** Tasks to complete **
[1] Answer these from the article on the Abgar dynasty of Edessa below, one answer per line:
(a) In what years did the Seleucids withdraw from Mesopotamia?
(b) Which principality was the most important to gain a fair degree of autonomy?
(c) What years does the list of kings give for the reign of Abgar VIII the Great?
[2] Carry on the article on the Abgar dynasty of Edessa below, picking up after its list of kings.

** Provided passage **
== == ==

ABGAR dynasty of Edessa, 2nd century B.C. to 3rd century A.D.

i. General.

ii. Historical survey.

iii. Administration.

iv. Social and cultural life; religion.

i. General

When the Seleucids withdrew from Mesopotamia in 130-29 B.C., Parthian hegemony there was virtually unchallenged. It was, however, exercised loosely; and a small number of principalities were able to acquire a fair degree of autonomy. The most important of these was Edessa.

The list of the kings of the dynasty may be reconstructed as follows (the early names and dates should be regarded with caution): Aryu, 132-127 B.C.; ʿAbdu, son of Maẓʿur, 127-120; Fradašt, son of Gebaṛʿu, 120-115; Bakru I, son of Fradašt, 115-112; Bakru II, son of Bakru, alone, 112-94; Bakru II and Maʿnu I, 94; Bakru II and Abgar I Piqa, 94-92; Abgar I, alone, 92-68; Abgar II, son of Abgar, 68-53; interregnum, 53-52; Maʿnu II, 52-34; Paqor, 34-29; Abgar III, 29-26; Abgar IV Sumaqa, 26-23; Maʿnu III Saflul, 23-4; Abgar V Ukkama, son of Maʿnu, 4 B.C.-A.D. 7; Maʿnu IV, son of Maʿnu, 7-13; Abgar V (second time), 13-50; Maʿnu V, son of Abgar, 50-57; Maʿnu VI, son of Abgar, 57-71; Abgar VI, son of Maʿnu, 71-91; interregnum, 91-109; Abgar VII, son of Ezad, 109-16; interregnum, 116-18; Yalur (or Yalud) and Parthamaspat, 118-22; Parthamaspat alone, 122-23; Maʿnu VII, son of Ezad, 123-39; Maʿnu VIII, son of Maʿnu, 139-63; Waʾel, son of Sahru, 163-65; Maʿnu VIII (second time), 165-77; Abgar VIII the Great, son of Maʿnu, 177-212; Abgar IX Severus, son of Abgar, 212-14; Maʿnu IX, son of Abgar, 214-40; Abgar X Frahad, son of Maʿnu, 240-42.

== == ==

** Information provided **
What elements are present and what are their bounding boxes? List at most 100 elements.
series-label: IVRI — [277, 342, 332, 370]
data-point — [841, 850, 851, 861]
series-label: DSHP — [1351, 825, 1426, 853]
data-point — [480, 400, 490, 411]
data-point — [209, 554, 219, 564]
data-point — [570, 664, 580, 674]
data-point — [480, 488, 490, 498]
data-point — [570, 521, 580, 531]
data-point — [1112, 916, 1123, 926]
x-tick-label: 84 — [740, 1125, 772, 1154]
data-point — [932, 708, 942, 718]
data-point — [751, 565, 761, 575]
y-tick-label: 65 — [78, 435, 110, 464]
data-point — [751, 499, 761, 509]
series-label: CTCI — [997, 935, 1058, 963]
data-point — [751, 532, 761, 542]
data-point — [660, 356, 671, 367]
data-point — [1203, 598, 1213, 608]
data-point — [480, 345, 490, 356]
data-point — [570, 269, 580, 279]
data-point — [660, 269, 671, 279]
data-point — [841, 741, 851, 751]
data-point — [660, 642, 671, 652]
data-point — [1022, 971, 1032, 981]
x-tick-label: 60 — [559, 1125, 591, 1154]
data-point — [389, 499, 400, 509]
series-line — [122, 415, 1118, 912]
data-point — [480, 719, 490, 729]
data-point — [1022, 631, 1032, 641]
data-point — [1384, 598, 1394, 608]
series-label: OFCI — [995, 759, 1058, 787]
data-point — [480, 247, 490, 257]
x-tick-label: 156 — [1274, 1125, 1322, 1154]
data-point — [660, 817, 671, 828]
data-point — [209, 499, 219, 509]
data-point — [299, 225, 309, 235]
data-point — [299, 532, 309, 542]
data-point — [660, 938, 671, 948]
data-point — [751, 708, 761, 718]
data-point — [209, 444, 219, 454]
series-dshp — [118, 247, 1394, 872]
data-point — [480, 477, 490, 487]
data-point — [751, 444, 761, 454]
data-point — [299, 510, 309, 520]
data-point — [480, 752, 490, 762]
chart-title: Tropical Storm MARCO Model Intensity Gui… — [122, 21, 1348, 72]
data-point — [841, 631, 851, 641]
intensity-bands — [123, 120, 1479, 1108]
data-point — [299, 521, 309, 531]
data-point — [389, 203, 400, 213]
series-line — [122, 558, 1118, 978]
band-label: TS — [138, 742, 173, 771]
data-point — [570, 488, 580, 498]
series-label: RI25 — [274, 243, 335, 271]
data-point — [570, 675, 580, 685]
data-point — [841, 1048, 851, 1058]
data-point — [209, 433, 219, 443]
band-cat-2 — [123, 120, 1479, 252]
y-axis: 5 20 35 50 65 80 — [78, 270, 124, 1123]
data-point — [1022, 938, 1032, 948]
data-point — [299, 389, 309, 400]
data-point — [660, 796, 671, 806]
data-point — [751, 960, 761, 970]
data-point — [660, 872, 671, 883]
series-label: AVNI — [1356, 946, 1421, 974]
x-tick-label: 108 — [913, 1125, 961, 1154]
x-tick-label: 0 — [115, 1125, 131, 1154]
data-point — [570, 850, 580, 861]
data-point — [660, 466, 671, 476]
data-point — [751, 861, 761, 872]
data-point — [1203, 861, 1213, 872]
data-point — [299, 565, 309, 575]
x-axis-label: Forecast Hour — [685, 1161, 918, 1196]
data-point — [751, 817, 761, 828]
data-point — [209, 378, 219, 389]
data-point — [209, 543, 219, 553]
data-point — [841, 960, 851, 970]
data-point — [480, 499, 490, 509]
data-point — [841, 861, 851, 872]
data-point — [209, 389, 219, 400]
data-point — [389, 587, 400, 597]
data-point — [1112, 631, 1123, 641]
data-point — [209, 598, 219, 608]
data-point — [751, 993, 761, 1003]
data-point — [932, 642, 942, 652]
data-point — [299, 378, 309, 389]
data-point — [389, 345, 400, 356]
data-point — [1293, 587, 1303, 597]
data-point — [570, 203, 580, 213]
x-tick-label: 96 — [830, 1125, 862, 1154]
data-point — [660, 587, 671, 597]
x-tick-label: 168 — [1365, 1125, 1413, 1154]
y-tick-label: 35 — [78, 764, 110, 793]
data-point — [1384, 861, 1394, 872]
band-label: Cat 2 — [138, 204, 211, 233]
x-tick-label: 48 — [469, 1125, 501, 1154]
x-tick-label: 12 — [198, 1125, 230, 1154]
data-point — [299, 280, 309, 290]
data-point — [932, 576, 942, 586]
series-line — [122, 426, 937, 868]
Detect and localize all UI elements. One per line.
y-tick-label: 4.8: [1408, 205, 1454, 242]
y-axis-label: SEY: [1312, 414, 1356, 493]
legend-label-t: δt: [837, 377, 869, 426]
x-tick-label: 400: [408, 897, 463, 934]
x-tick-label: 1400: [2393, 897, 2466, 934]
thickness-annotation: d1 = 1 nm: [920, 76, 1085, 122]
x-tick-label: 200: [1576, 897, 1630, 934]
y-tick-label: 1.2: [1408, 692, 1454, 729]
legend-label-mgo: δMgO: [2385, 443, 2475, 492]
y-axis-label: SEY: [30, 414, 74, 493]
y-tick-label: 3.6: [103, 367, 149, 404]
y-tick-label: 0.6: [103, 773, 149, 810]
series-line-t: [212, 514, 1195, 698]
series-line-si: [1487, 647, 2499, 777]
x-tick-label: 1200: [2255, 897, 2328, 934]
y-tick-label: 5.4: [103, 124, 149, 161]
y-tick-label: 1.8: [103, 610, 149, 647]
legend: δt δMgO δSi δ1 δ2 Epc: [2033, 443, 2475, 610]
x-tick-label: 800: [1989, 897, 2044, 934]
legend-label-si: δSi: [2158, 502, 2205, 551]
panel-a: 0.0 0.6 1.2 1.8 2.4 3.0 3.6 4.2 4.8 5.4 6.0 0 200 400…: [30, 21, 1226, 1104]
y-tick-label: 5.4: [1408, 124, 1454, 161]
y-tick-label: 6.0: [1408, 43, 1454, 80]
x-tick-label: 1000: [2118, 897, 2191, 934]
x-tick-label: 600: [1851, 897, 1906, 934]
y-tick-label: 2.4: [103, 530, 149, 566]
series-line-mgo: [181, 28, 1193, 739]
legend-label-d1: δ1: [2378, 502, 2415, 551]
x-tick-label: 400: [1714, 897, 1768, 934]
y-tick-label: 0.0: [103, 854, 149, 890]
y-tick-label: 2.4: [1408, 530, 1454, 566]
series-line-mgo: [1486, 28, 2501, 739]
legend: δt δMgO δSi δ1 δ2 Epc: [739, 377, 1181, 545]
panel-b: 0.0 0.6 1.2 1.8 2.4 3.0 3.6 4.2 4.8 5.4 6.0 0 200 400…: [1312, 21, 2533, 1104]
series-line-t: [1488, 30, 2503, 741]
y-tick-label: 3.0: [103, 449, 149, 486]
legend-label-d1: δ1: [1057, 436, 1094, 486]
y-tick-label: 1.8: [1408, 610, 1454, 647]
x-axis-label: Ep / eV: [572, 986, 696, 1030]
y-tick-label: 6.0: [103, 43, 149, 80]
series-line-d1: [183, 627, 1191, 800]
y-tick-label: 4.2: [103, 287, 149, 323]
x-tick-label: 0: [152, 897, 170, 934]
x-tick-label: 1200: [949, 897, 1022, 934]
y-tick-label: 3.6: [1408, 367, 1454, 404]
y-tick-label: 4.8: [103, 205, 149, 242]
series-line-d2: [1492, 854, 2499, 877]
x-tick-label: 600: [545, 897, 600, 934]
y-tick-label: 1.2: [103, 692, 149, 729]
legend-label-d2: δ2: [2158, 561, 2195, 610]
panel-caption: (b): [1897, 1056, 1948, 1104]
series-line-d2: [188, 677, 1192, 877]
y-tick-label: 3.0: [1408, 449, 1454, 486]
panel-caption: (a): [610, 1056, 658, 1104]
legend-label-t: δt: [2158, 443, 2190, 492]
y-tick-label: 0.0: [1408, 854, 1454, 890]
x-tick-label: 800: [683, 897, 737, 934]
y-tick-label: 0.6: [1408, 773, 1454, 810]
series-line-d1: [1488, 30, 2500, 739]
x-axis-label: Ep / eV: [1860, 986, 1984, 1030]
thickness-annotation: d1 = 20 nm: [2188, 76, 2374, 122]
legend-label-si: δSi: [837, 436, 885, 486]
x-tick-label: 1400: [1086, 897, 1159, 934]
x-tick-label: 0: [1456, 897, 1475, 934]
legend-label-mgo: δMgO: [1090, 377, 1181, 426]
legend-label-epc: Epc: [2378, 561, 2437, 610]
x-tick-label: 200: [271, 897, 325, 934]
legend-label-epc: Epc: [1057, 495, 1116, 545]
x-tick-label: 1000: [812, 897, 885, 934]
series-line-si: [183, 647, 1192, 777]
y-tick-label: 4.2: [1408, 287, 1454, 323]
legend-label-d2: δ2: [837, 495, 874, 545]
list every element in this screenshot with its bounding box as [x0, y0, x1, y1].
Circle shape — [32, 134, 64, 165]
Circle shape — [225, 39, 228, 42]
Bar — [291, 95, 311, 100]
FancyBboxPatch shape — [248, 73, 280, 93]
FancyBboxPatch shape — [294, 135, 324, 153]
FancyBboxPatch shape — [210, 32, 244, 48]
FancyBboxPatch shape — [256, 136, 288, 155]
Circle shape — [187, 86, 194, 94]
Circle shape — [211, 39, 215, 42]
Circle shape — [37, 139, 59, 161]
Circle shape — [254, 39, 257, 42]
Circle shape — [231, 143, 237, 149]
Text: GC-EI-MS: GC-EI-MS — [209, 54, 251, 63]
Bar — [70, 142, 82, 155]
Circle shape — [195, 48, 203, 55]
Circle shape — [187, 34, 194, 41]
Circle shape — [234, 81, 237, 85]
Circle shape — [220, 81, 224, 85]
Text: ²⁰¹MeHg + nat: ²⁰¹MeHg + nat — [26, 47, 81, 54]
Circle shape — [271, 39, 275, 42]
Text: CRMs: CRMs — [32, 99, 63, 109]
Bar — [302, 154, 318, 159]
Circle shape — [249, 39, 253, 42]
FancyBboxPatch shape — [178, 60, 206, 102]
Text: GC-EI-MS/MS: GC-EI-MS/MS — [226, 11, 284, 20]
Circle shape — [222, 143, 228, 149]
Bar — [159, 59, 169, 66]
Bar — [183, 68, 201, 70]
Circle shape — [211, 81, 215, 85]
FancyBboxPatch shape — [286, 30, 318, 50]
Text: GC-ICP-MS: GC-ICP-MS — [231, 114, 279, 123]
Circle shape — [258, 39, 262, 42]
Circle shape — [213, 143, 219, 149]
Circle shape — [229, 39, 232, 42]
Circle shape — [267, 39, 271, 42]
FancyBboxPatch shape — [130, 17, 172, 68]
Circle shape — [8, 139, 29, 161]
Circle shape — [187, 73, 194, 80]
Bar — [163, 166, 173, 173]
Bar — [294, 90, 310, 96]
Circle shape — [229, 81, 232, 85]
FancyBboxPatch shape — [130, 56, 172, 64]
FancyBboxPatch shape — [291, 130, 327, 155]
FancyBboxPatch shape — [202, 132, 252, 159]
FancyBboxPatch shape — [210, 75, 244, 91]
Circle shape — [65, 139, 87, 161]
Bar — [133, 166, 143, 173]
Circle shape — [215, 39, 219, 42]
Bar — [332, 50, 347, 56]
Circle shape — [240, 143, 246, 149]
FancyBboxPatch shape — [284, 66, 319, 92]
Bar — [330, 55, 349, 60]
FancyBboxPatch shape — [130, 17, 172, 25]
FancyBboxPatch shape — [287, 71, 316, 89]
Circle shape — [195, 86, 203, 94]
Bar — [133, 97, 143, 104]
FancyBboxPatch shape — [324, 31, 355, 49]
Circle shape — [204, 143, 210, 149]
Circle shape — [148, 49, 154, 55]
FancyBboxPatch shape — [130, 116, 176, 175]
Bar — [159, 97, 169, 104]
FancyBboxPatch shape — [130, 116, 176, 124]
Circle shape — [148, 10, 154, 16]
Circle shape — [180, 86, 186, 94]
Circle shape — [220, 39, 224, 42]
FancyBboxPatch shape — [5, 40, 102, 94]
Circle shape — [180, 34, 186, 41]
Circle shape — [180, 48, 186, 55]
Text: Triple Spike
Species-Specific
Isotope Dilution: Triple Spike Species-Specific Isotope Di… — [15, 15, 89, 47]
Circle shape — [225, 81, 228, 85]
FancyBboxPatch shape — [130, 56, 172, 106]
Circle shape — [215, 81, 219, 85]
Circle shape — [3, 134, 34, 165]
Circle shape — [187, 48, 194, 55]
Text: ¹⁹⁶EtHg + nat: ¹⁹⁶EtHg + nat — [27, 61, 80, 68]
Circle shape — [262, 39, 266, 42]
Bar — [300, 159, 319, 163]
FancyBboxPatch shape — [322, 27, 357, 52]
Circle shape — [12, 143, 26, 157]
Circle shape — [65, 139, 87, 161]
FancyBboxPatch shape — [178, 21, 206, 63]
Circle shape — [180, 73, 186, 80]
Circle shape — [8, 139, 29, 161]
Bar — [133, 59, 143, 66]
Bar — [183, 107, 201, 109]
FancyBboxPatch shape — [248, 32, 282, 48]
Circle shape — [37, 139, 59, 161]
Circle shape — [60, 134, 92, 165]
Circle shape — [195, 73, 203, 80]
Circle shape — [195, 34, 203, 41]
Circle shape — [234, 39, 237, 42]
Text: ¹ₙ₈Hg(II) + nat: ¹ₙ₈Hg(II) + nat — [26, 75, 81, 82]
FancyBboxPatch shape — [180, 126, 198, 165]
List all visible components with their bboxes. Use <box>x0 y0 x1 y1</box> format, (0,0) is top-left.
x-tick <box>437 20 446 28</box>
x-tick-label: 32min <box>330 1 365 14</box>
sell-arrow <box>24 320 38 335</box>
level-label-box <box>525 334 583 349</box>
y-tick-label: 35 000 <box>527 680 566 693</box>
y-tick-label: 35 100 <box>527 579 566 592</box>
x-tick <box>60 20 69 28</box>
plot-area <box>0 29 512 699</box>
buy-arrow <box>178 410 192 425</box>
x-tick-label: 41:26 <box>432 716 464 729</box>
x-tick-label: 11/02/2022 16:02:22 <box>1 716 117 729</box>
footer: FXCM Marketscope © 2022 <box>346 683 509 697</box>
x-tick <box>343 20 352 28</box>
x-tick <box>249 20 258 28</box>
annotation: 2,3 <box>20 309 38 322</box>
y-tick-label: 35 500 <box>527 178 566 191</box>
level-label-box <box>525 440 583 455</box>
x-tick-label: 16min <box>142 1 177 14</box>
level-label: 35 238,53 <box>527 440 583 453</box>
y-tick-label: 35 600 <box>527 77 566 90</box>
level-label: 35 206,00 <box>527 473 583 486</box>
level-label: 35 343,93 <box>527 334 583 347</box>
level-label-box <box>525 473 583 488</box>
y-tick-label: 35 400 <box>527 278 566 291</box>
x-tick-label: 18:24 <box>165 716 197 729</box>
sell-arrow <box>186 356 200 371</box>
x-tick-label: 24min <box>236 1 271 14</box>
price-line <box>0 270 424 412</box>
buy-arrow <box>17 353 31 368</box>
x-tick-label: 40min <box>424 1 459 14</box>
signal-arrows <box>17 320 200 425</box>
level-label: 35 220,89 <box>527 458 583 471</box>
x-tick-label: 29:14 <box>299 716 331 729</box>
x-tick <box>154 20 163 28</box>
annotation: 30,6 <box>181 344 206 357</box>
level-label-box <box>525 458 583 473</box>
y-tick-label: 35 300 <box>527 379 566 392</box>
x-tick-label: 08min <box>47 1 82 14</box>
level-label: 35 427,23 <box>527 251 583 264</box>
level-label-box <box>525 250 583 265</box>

== == ==

** Task results **
[1]
(a) 130-29 B.C.
(b) Edessa
(c) 177-212

[2]
The term “Abgar dynasty” is justified by the frequency of the name Abgar among the kings and by the special importance of the Abgar of the first and second centuries A.D. Armenian writers claim the rulers of Edessa as the Armenian successors of Abgar, son of Aršam, who transferred his capital to Edessa from Metsbin (Nisibis). There is little onomastic support for this theory. Some of the names are Iranian, others Arab (including Abgar itself; Moses of Xorene’s Armenian etymology as awagayr, “great man,” [tr. Da N. Tomaséo, Storia de Mosè Corenese, Venice, 1841, p. 146] is improbable). But most striking are the names terminating in -u; these are undoubtedly Nabatean. Many of the dynasty were therefore ethnically Arab, speaking a form of Aramaic (like the rulers of Hatra, Singara, and Mesene at this time).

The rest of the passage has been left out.